* **About this exercise**:
Give the records again in full, exactly as they appear.

(Beginning of Material for this exercise)

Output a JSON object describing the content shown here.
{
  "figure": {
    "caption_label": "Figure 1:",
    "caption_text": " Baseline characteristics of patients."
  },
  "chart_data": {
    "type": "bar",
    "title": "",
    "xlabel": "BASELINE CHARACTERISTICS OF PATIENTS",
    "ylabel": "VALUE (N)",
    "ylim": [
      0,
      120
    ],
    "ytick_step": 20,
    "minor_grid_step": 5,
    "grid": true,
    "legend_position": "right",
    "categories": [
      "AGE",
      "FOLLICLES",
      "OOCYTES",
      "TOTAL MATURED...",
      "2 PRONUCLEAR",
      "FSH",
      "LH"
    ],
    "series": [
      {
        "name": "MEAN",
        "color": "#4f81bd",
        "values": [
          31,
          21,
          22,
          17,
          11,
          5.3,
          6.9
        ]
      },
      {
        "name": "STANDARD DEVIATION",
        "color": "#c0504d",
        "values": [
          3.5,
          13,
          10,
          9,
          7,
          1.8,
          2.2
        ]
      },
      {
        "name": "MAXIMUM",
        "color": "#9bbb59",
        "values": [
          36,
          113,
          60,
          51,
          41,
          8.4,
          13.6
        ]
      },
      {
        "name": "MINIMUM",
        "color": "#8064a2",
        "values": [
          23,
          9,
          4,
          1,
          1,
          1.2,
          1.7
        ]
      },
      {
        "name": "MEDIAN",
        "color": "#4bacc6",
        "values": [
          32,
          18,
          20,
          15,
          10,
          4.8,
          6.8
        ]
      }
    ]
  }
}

(End of Material for this exercise)

* **Reply to the task**:
Output a JSON object describing the content shown here.
{
  "figure": {
    "caption_label": "Figure 1:",
    "caption_text": " Baseline characteristics of patients."
  },
  "chart_data": {
    "type": "bar",
    "title": "",
    "xlabel": "BASELINE CHARACTERISTICS OF PATIENTS",
    "ylabel": "VALUE (N)",
    "ylim": [
      0,
      120
    ],
    "ytick_step": 20,
    "minor_grid_step": 5,
    "grid": true,
    "legend_position": "right",
    "categories": [
      "AGE",
      "FOLLICLES",
      "OOCYTES",
      "TOTAL MATURED...",
      "2 PRONUCLEAR",
      "FSH",
      "LH"
    ],
    "series": [
      {
        "name": "MEAN",
        "color": "#4f81bd",
        "values": [
          31,
          21,
          22,
          17,
          11,
          5.3,
          6.9
        ]
      },
      {
        "name": "STANDARD DEVIATION",
        "color": "#c0504d",
        "values": [
          3.5,
          13,
          10,
          9,
          7,
          1.8,
          2.2
        ]
      },
      {
        "name": "MAXIMUM",
        "color": "#9bbb59",
        "values": [
          36,
          113,
          60,
          51,
          41,
          8.4,
          13.6
        ]
      },
      {
        "name": "MINIMUM",
        "color": "#8064a2",
        "values": [
          23,
          9,
          4,
          1,
          1,
          1.2,
          1.7
        ]
      },
      {
        "name": "MEDIAN",
        "color": "#4bacc6",
        "values": [
          32,
          18,
          20,
          15,
          10,
          4.8,
          6.8
        ]
      }
    ]
  }
}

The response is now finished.